**WHAT IS ASKED**: Return the material word for word. Do not include pictures.

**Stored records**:
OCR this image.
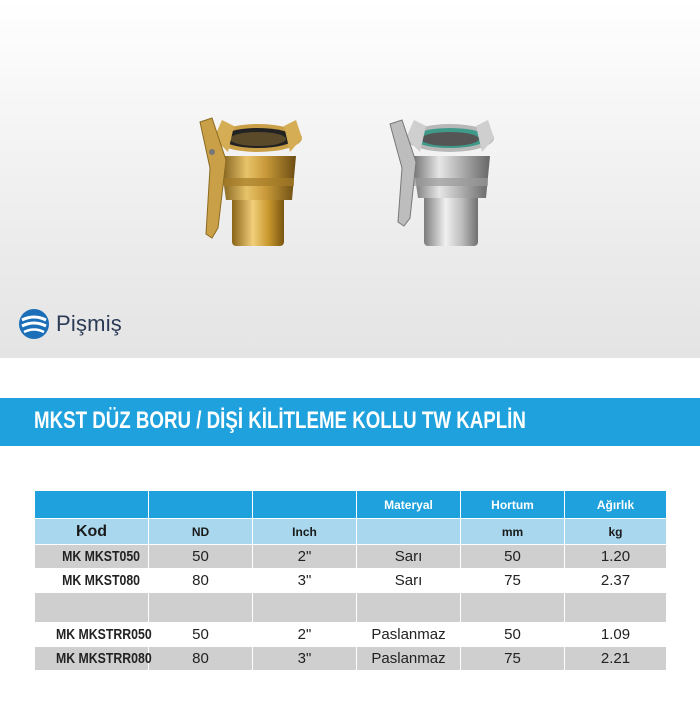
Pişmiş
MKST DÜZ BORU / DİŞİ KİLİTLEME KOLLU TW KAPLİN
			Materyal	Hortum	Ağırlık
Kod	ND	Inch		mm	kg
MK MKST050	50	2"	Sarı	50	1.20
MK MKST080	80	3"	Sarı	75	2.37

MK MKSTRR050	50	2"	Paslanmaz	50	1.09
MK MKSTRR080	80	3"	Paslanmaz	75	2.21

**RESULT OF THIS TASK**:
OCR this image.
Pişmiş
MKST DÜZ BORU / DİŞİ KİLİTLEME KOLLU TW KAPLİN
			Materyal	Hortum	Ağırlık
Kod	ND	Inch		mm	kg
MK MKST050	50	2"	Sarı	50	1.20
MK MKST080	80	3"	Sarı	75	2.37

MK MKSTRR050	50	2"	Paslanmaz	50	1.09
MK MKSTRR080	80	3"	Paslanmaz	75	2.21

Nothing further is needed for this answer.